**WORK INSTRUCTIONS:**
Reproduce all the entries exactly.

**DATA ROWS:**
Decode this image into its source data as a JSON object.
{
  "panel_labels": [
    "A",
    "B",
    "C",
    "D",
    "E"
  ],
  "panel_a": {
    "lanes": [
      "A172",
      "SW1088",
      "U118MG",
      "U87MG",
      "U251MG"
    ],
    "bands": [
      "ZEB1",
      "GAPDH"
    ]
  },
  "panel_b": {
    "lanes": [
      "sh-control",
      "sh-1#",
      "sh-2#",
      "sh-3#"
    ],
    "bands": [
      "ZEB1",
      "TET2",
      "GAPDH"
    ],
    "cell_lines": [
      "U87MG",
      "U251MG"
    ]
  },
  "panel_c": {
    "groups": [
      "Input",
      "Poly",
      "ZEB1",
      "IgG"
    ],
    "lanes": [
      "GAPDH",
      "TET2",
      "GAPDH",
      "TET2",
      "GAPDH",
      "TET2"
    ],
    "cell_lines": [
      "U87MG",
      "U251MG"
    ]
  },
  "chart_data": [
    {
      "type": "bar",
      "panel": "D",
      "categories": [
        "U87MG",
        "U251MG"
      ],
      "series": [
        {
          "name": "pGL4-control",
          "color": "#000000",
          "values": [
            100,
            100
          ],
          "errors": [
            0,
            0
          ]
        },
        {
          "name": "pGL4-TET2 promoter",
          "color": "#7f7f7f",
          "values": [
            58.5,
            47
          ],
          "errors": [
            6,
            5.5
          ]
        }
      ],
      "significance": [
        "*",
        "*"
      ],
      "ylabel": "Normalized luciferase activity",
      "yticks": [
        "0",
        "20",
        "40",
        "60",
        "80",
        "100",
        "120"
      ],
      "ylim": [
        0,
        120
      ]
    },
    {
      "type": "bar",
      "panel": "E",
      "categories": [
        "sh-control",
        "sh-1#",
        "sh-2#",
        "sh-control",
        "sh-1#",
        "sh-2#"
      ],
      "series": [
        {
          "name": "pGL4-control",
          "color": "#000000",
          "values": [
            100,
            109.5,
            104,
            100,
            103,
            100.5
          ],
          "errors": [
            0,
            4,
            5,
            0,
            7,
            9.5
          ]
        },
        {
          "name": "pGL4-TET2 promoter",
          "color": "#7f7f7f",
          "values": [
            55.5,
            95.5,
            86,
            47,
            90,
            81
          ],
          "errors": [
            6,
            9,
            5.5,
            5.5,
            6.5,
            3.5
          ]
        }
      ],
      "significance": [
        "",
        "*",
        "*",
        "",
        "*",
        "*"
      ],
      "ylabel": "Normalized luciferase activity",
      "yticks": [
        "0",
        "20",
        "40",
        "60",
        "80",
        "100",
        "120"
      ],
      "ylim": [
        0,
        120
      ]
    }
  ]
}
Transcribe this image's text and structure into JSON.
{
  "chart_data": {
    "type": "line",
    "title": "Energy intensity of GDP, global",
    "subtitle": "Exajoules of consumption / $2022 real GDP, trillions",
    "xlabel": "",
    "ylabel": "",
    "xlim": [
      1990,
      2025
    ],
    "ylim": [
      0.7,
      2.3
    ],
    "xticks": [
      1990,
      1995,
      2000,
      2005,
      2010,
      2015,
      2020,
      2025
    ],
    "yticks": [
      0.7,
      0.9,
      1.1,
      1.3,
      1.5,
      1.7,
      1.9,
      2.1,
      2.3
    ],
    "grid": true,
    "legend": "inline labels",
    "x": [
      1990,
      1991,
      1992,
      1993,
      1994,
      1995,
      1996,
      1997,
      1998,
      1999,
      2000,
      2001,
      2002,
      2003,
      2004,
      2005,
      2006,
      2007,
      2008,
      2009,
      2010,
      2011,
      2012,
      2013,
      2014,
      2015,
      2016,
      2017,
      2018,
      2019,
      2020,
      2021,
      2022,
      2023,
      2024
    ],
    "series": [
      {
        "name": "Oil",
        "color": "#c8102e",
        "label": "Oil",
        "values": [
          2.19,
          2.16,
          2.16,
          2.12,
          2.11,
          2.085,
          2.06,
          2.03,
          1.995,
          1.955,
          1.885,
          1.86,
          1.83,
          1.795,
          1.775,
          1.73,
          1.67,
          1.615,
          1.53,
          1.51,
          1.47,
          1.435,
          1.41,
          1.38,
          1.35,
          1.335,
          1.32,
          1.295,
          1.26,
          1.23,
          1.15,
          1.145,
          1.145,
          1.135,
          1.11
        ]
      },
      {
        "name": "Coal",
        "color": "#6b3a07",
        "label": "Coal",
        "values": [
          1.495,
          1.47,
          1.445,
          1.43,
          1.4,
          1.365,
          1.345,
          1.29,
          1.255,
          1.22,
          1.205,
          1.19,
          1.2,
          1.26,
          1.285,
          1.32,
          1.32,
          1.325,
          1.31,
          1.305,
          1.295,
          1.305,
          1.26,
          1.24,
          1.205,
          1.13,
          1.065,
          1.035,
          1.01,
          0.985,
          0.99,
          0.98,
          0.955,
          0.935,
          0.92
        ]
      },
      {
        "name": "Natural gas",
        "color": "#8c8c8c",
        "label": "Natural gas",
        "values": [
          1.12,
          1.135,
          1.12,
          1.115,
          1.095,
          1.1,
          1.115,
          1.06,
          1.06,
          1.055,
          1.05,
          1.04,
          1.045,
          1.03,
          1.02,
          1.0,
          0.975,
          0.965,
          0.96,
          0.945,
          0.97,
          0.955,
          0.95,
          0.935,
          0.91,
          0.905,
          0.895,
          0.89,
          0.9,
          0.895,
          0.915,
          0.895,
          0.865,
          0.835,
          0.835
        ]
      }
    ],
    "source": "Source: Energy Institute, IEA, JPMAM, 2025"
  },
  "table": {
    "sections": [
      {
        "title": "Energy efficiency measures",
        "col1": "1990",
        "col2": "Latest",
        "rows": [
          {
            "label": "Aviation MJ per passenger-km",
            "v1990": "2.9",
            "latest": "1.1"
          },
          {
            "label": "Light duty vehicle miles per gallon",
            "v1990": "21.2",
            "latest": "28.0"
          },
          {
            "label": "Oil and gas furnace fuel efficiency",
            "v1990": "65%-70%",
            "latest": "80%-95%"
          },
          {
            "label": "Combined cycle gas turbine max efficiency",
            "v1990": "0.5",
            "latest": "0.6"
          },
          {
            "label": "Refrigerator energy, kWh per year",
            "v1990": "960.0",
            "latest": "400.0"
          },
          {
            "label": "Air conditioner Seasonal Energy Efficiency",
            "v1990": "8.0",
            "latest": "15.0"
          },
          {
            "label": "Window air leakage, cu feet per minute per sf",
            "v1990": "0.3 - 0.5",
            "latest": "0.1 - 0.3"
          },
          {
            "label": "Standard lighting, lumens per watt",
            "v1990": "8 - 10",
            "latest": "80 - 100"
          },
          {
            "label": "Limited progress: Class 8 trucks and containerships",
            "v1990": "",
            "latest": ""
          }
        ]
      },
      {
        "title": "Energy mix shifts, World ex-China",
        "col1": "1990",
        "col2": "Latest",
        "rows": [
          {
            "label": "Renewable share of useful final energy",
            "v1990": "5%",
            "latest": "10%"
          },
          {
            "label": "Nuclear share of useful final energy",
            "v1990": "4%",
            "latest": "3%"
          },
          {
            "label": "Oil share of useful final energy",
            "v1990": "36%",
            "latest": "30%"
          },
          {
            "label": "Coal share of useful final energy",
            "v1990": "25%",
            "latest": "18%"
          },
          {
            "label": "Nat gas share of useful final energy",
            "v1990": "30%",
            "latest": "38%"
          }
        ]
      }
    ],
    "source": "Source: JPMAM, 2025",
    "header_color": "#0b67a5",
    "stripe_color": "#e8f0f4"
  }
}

**EXERCISE SOLUTION:**
Decode this image into its source data as a JSON object.
{
  "panel_labels": [
    "A",
    "B",
    "C",
    "D",
    "E"
  ],
  "panel_a": {
    "lanes": [
      "A172",
      "SW1088",
      "U118MG",
      "U87MG",
      "U251MG"
    ],
    "bands": [
      "ZEB1",
      "GAPDH"
    ]
  },
  "panel_b": {
    "lanes": [
      "sh-control",
      "sh-1#",
      "sh-2#",
      "sh-3#"
    ],
    "bands": [
      "ZEB1",
      "TET2",
      "GAPDH"
    ],
    "cell_lines": [
      "U87MG",
      "U251MG"
    ]
  },
  "panel_c": {
    "groups": [
      "Input",
      "Poly",
      "ZEB1",
      "IgG"
    ],
    "lanes": [
      "GAPDH",
      "TET2",
      "GAPDH",
      "TET2",
      "GAPDH",
      "TET2"
    ],
    "cell_lines": [
      "U87MG",
      "U251MG"
    ]
  },
  "chart_data": [
    {
      "type": "bar",
      "panel": "D",
      "categories": [
        "U87MG",
        "U251MG"
      ],
      "series": [
        {
          "name": "pGL4-control",
          "color": "#000000",
          "values": [
            100,
            100
          ],
          "errors": [
            0,
            0
          ]
        },
        {
          "name": "pGL4-TET2 promoter",
          "color": "#7f7f7f",
          "values": [
            58.5,
            47
          ],
          "errors": [
            6,
            5.5
          ]
        }
      ],
      "significance": [
        "*",
        "*"
      ],
      "ylabel": "Normalized luciferase activity",
      "yticks": [
        "0",
        "20",
        "40",
        "60",
        "80",
        "100",
        "120"
      ],
      "ylim": [
        0,
        120
      ]
    },
    {
      "type": "bar",
      "panel": "E",
      "categories": [
        "sh-control",
        "sh-1#",
        "sh-2#",
        "sh-control",
        "sh-1#",
        "sh-2#"
      ],
      "series": [
        {
          "name": "pGL4-control",
          "color": "#000000",
          "values": [
            100,
            109.5,
            104,
            100,
            103,
            100.5
          ],
          "errors": [
            0,
            4,
            5,
            0,
            7,
            9.5
          ]
        },
        {
          "name": "pGL4-TET2 promoter",
          "color": "#7f7f7f",
          "values": [
            55.5,
            95.5,
            86,
            47,
            90,
            81
          ],
          "errors": [
            6,
            9,
            5.5,
            5.5,
            6.5,
            3.5
          ]
        }
      ],
      "significance": [
        "",
        "*",
        "*",
        "",
        "*",
        "*"
      ],
      "ylabel": "Normalized luciferase activity",
      "yticks": [
        "0",
        "20",
        "40",
        "60",
        "80",
        "100",
        "120"
      ],
      "ylim": [
        0,
        120
      ]
    }
  ]
}
Transcribe this image's text and structure into JSON.
{
  "chart_data": {
    "type": "line",
    "title": "Energy intensity of GDP, global",
    "subtitle": "Exajoules of consumption / $2022 real GDP, trillions",
    "xlabel": "",
    "ylabel": "",
    "xlim": [
      1990,
      2025
    ],
    "ylim": [
      0.7,
      2.3
    ],
    "xticks": [
      1990,
      1995,
      2000,
      2005,
      2010,
      2015,
      2020,
      2025
    ],
    "yticks": [
      0.7,
      0.9,
      1.1,
      1.3,
      1.5,
      1.7,
      1.9,
      2.1,
      2.3
    ],
    "grid": true,
    "legend": "inline labels",
    "x": [
      1990,
      1991,
      1992,
      1993,
      1994,
      1995,
      1996,
      1997,
      1998,
      1999,
      2000,
      2001,
      2002,
      2003,
      2004,
      2005,
      2006,
      2007,
      2008,
      2009,
      2010,
      2011,
      2012,
      2013,
      2014,
      2015,
      2016,
      2017,
      2018,
      2019,
      2020,
      2021,
      2022,
      2023,
      2024
    ],
    "series": [
      {
        "name": "Oil",
        "color": "#c8102e",
        "label": "Oil",
        "values": [
          2.19,
          2.16,
          2.16,
          2.12,
          2.11,
          2.085,
          2.06,
          2.03,
          1.995,
          1.955,
          1.885,
          1.86,
          1.83,
          1.795,
          1.775,
          1.73,
          1.67,
          1.615,
          1.53,
          1.51,
          1.47,
          1.435,
          1.41,
          1.38,
          1.35,
          1.335,
          1.32,
          1.295,
          1.26,
          1.23,
          1.15,
          1.145,
          1.145,
          1.135,
          1.11
        ]
      },
      {
        "name": "Coal",
        "color": "#6b3a07",
        "label": "Coal",
        "values": [
          1.495,
          1.47,
          1.445,
          1.43,
          1.4,
          1.365,
          1.345,
          1.29,
          1.255,
          1.22,
          1.205,
          1.19,
          1.2,
          1.26,
          1.285,
          1.32,
          1.32,
          1.325,
          1.31,
          1.305,
          1.295,
          1.305,
          1.26,
          1.24,
          1.205,
          1.13,
          1.065,
          1.035,
          1.01,
          0.985,
          0.99,
          0.98,
          0.955,
          0.935,
          0.92
        ]
      },
      {
        "name": "Natural gas",
        "color": "#8c8c8c",
        "label": "Natural gas",
        "values": [
          1.12,
          1.135,
          1.12,
          1.115,
          1.095,
          1.1,
          1.115,
          1.06,
          1.06,
          1.055,
          1.05,
          1.04,
          1.045,
          1.03,
          1.02,
          1.0,
          0.975,
          0.965,
          0.96,
          0.945,
          0.97,
          0.955,
          0.95,
          0.935,
          0.91,
          0.905,
          0.895,
          0.89,
          0.9,
          0.895,
          0.915,
          0.895,
          0.865,
          0.835,
          0.835
        ]
      }
    ],
    "source": "Source: Energy Institute, IEA, JPMAM, 2025"
  },
  "table": {
    "sections": [
      {
        "title": "Energy efficiency measures",
        "col1": "1990",
        "col2": "Latest",
        "rows": [
          {
            "label": "Aviation MJ per passenger-km",
            "v1990": "2.9",
            "latest": "1.1"
          },
          {
            "label": "Light duty vehicle miles per gallon",
            "v1990": "21.2",
            "latest": "28.0"
          },
          {
            "label": "Oil and gas furnace fuel efficiency",
            "v1990": "65%-70%",
            "latest": "80%-95%"
          },
          {
            "label": "Combined cycle gas turbine max efficiency",
            "v1990": "0.5",
            "latest": "0.6"
          },
          {
            "label": "Refrigerator energy, kWh per year",
            "v1990": "960.0",
            "latest": "400.0"
          },
          {
            "label": "Air conditioner Seasonal Energy Efficiency",
            "v1990": "8.0",
            "latest": "15.0"
          },
          {
            "label": "Window air leakage, cu feet per minute per sf",
            "v1990": "0.3 - 0.5",
            "latest": "0.1 - 0.3"
          },
          {
            "label": "Standard lighting, lumens per watt",
            "v1990": "8 - 10",
            "latest": "80 - 100"
          },
          {
            "label": "Limited progress: Class 8 trucks and containerships",
            "v1990": "",
            "latest": ""
          }
        ]
      },
      {
        "title": "Energy mix shifts, World ex-China",
        "col1": "1990",
        "col2": "Latest",
        "rows": [
          {
            "label": "Renewable share of useful final energy",
            "v1990": "5%",
            "latest": "10%"
          },
          {
            "label": "Nuclear share of useful final energy",
            "v1990": "4%",
            "latest": "3%"
          },
          {
            "label": "Oil share of useful final energy",
            "v1990": "36%",
            "latest": "30%"
          },
          {
            "label": "Coal share of useful final energy",
            "v1990": "25%",
            "latest": "18%"
          },
          {
            "label": "Nat gas share of useful final energy",
            "v1990": "30%",
            "latest": "38%"
          }
        ]
      }
    ],
    "source": "Source: JPMAM, 2025",
    "header_color": "#0b67a5",
    "stripe_color": "#e8f0f4"
  }
}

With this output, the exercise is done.